TASK DETAILS
Determine which lines contain the word "city", then copy those lines.

[Records from a dataset]
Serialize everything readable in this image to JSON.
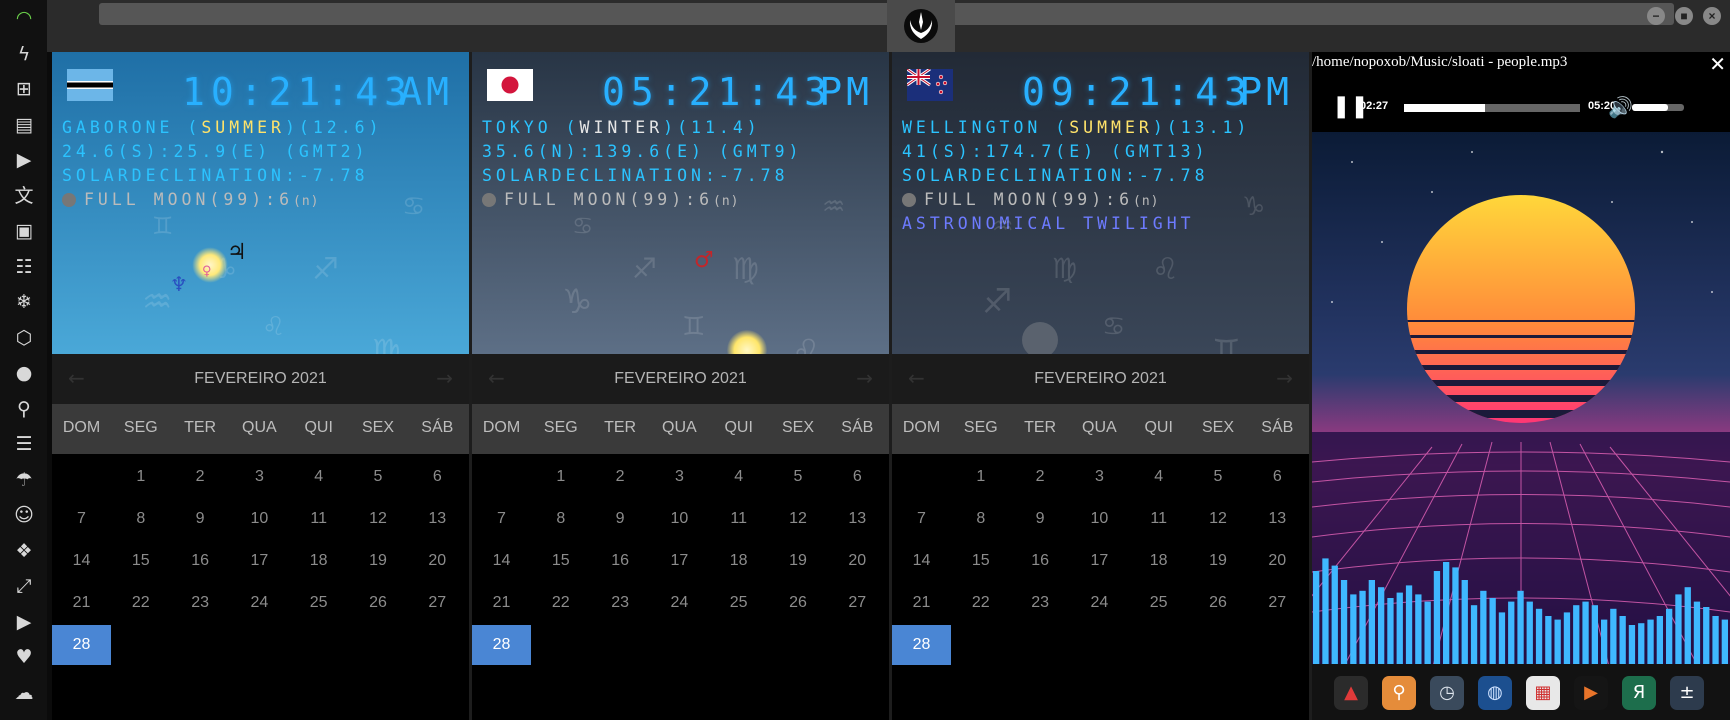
{
  "dock": {
    "items": [
      {
        "icon": "wifi-icon",
        "glyph": "◠"
      },
      {
        "icon": "lightning-icon",
        "glyph": "ϟ"
      },
      {
        "icon": "windows-icon",
        "glyph": "⊞"
      },
      {
        "icon": "archive-icon",
        "glyph": "▤"
      },
      {
        "icon": "play-circle-icon",
        "glyph": "▶"
      },
      {
        "icon": "translate-icon",
        "glyph": "文"
      },
      {
        "icon": "image-icon",
        "glyph": "▣"
      },
      {
        "icon": "news-icon",
        "glyph": "☷"
      },
      {
        "icon": "snowflake-icon",
        "glyph": "❄"
      },
      {
        "icon": "hexagon-icon",
        "glyph": "⬡"
      },
      {
        "icon": "globe-icon",
        "glyph": "●"
      },
      {
        "icon": "search-icon",
        "glyph": "⚲"
      },
      {
        "icon": "map-icon",
        "glyph": "☰"
      },
      {
        "icon": "umbrella-icon",
        "glyph": "☂"
      },
      {
        "icon": "contacts-icon",
        "glyph": "☺"
      },
      {
        "icon": "code-icon",
        "glyph": "❖"
      },
      {
        "icon": "fullscreen-icon",
        "glyph": "⤢"
      },
      {
        "icon": "youtube-icon",
        "glyph": "▶"
      },
      {
        "icon": "heart-icon",
        "glyph": "♥"
      },
      {
        "icon": "cloud-icon",
        "glyph": "☁"
      }
    ]
  },
  "window": {
    "buttons": [
      {
        "name": "minimize-button",
        "glyph": "−"
      },
      {
        "name": "maximize-button",
        "glyph": "■"
      },
      {
        "name": "close-button",
        "glyph": "×"
      }
    ]
  },
  "clocks": [
    {
      "flag": "botswana",
      "time": "10:21:43",
      "ampm": "AM",
      "city": "GABORONE",
      "season": "SUMMER",
      "season_color": "yellow",
      "day_len": "(12.6)",
      "coords": "24.6(S):25.9(E) (GMT2)",
      "solar": "SOLARDECLINATION:-7.78",
      "moon": "FULL MOON(99):6",
      "moon_suffix": "(n)",
      "twilight": "",
      "sky_top": "#1f6fa6",
      "sky_bottom": "#4aa8d8"
    },
    {
      "flag": "japan",
      "time": "05:21:43",
      "ampm": "PM",
      "city": "TOKYO",
      "season": "WINTER",
      "season_color": "white",
      "day_len": "(11.4)",
      "coords": "35.6(N):139.6(E) (GMT9)",
      "solar": "SOLARDECLINATION:-7.78",
      "moon": "FULL MOON(99):6",
      "moon_suffix": "(n)",
      "twilight": "",
      "sky_top": "#283545",
      "sky_bottom": "#5d6f86"
    },
    {
      "flag": "new-zealand",
      "time": "09:21:43",
      "ampm": "PM",
      "city": "WELLINGTON",
      "season": "SUMMER",
      "season_color": "yellow",
      "day_len": "(13.1)",
      "coords": "41(S):174.7(E) (GMT13)",
      "solar": "SOLARDECLINATION:-7.78",
      "moon": "FULL MOON(99):6",
      "moon_suffix": "(n)",
      "twilight": "ASTRONOMICAL TWILIGHT",
      "sky_top": "#222a36",
      "sky_bottom": "#3a4658"
    }
  ],
  "calendar": {
    "title": "FEVEREIRO 2021",
    "weekdays": [
      "DOM",
      "SEG",
      "TER",
      "QUA",
      "QUI",
      "SEX",
      "SÁB"
    ],
    "first_col": 1,
    "days_in_month": 28,
    "selected": 28
  },
  "player": {
    "title": "/home/nopoxob/Music/sloati - people.mp3",
    "close_glyph": "✕",
    "pause_glyph": "❚❚",
    "elapsed": "02:27",
    "duration": "05:20",
    "progress_fraction": 0.46,
    "volume_fraction": 0.7,
    "volume_glyph": "🔊",
    "spectrum": [
      0.55,
      0.62,
      0.58,
      0.5,
      0.42,
      0.44,
      0.5,
      0.46,
      0.4,
      0.43,
      0.47,
      0.42,
      0.38,
      0.55,
      0.6,
      0.57,
      0.5,
      0.36,
      0.44,
      0.4,
      0.32,
      0.38,
      0.44,
      0.38,
      0.34,
      0.3,
      0.28,
      0.32,
      0.36,
      0.38,
      0.36,
      0.28,
      0.34,
      0.3,
      0.25,
      0.26,
      0.28,
      0.3,
      0.34,
      0.42,
      0.46,
      0.38,
      0.35,
      0.3,
      0.28
    ]
  },
  "tray": {
    "items": [
      {
        "icon": "anydesk-icon",
        "glyph": "▲",
        "bg": "#2b2b2b",
        "fg": "#e03a3a"
      },
      {
        "icon": "search-app-icon",
        "glyph": "⚲",
        "bg": "#e58c3a",
        "fg": "#fff"
      },
      {
        "icon": "clock-app-icon",
        "glyph": "◷",
        "bg": "#3a4a5c",
        "fg": "#dfe6ee"
      },
      {
        "icon": "browser-icon",
        "glyph": "◍",
        "bg": "#1c4f8f",
        "fg": "#cfe2ff"
      },
      {
        "icon": "calendar-app-icon",
        "glyph": "▦",
        "bg": "#e8e8e8",
        "fg": "#d03030"
      },
      {
        "icon": "media-play-icon",
        "glyph": "▶",
        "bg": "#151515",
        "fg": "#e8742a"
      },
      {
        "icon": "yandex-icon",
        "glyph": "Я",
        "bg": "#1d6e4c",
        "fg": "#fff"
      },
      {
        "icon": "calculator-icon",
        "glyph": "±",
        "bg": "#2d3b4d",
        "fg": "#fff"
      }
    ]
  }
}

RESPONSE BELOW
      "city": "GABORONE",
      "city": "TOKYO",
      "city": "WELLINGTON",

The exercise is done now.